Reproduce all entries precisely, down to the last character.

========================================

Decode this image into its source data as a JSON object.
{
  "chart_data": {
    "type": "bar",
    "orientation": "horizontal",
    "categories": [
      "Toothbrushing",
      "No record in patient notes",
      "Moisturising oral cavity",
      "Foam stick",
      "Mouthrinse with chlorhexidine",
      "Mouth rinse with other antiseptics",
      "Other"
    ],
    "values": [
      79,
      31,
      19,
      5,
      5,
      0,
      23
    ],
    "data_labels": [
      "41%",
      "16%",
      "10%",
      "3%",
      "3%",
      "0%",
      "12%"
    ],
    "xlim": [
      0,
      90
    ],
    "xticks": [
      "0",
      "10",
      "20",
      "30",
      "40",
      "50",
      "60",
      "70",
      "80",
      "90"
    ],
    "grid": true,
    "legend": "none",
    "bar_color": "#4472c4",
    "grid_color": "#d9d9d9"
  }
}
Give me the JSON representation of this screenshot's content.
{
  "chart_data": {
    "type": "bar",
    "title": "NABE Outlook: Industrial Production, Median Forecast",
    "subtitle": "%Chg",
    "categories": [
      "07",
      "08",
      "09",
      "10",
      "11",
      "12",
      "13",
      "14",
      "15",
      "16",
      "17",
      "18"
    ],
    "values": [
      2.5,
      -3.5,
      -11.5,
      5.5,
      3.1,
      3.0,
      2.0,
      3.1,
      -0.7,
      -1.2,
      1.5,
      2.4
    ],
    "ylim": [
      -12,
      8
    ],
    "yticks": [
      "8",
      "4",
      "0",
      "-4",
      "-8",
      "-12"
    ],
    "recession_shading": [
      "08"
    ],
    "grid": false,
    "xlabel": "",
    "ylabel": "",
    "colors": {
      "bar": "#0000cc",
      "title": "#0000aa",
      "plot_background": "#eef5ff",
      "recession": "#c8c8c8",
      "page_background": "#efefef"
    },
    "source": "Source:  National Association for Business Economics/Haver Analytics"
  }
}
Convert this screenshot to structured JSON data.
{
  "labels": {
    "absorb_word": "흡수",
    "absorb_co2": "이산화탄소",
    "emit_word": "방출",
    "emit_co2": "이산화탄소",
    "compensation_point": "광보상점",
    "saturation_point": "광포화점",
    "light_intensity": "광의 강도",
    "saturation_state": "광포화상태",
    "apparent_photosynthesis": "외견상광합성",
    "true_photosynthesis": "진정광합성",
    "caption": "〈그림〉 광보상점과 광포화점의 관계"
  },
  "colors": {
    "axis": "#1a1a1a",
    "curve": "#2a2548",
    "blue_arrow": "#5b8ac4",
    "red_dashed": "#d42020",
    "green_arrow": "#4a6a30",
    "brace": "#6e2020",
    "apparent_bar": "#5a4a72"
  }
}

========================================

COMPLETE RESPONSE.
Decode this image into its source data as a JSON object.
{
  "chart_data": {
    "type": "bar",
    "orientation": "horizontal",
    "categories": [
      "Toothbrushing",
      "No record in patient notes",
      "Moisturising oral cavity",
      "Foam stick",
      "Mouthrinse with chlorhexidine",
      "Mouth rinse with other antiseptics",
      "Other"
    ],
    "values": [
      79,
      31,
      19,
      5,
      5,
      0,
      23
    ],
    "data_labels": [
      "41%",
      "16%",
      "10%",
      "3%",
      "3%",
      "0%",
      "12%"
    ],
    "xlim": [
      0,
      90
    ],
    "xticks": [
      "0",
      "10",
      "20",
      "30",
      "40",
      "50",
      "60",
      "70",
      "80",
      "90"
    ],
    "grid": true,
    "legend": "none",
    "bar_color": "#4472c4",
    "grid_color": "#d9d9d9"
  }
}
Give me the JSON representation of this screenshot's content.
{
  "chart_data": {
    "type": "bar",
    "title": "NABE Outlook: Industrial Production, Median Forecast",
    "subtitle": "%Chg",
    "categories": [
      "07",
      "08",
      "09",
      "10",
      "11",
      "12",
      "13",
      "14",
      "15",
      "16",
      "17",
      "18"
    ],
    "values": [
      2.5,
      -3.5,
      -11.5,
      5.5,
      3.1,
      3.0,
      2.0,
      3.1,
      -0.7,
      -1.2,
      1.5,
      2.4
    ],
    "ylim": [
      -12,
      8
    ],
    "yticks": [
      "8",
      "4",
      "0",
      "-4",
      "-8",
      "-12"
    ],
    "recession_shading": [
      "08"
    ],
    "grid": false,
    "xlabel": "",
    "ylabel": "",
    "colors": {
      "bar": "#0000cc",
      "title": "#0000aa",
      "plot_background": "#eef5ff",
      "recession": "#c8c8c8",
      "page_background": "#efefef"
    },
    "source": "Source:  National Association for Business Economics/Haver Analytics"
  }
}
Convert this screenshot to structured JSON data.
{
  "labels": {
    "absorb_word": "흡수",
    "absorb_co2": "이산화탄소",
    "emit_word": "방출",
    "emit_co2": "이산화탄소",
    "compensation_point": "광보상점",
    "saturation_point": "광포화점",
    "light_intensity": "광의 강도",
    "saturation_state": "광포화상태",
    "apparent_photosynthesis": "외견상광합성",
    "true_photosynthesis": "진정광합성",
    "caption": "〈그림〉 광보상점과 광포화점의 관계"
  },
  "colors": {
    "axis": "#1a1a1a",
    "curve": "#2a2548",
    "blue_arrow": "#5b8ac4",
    "red_dashed": "#d42020",
    "green_arrow": "#4a6a30",
    "brace": "#6e2020",
    "apparent_bar": "#5a4a72"
  }
}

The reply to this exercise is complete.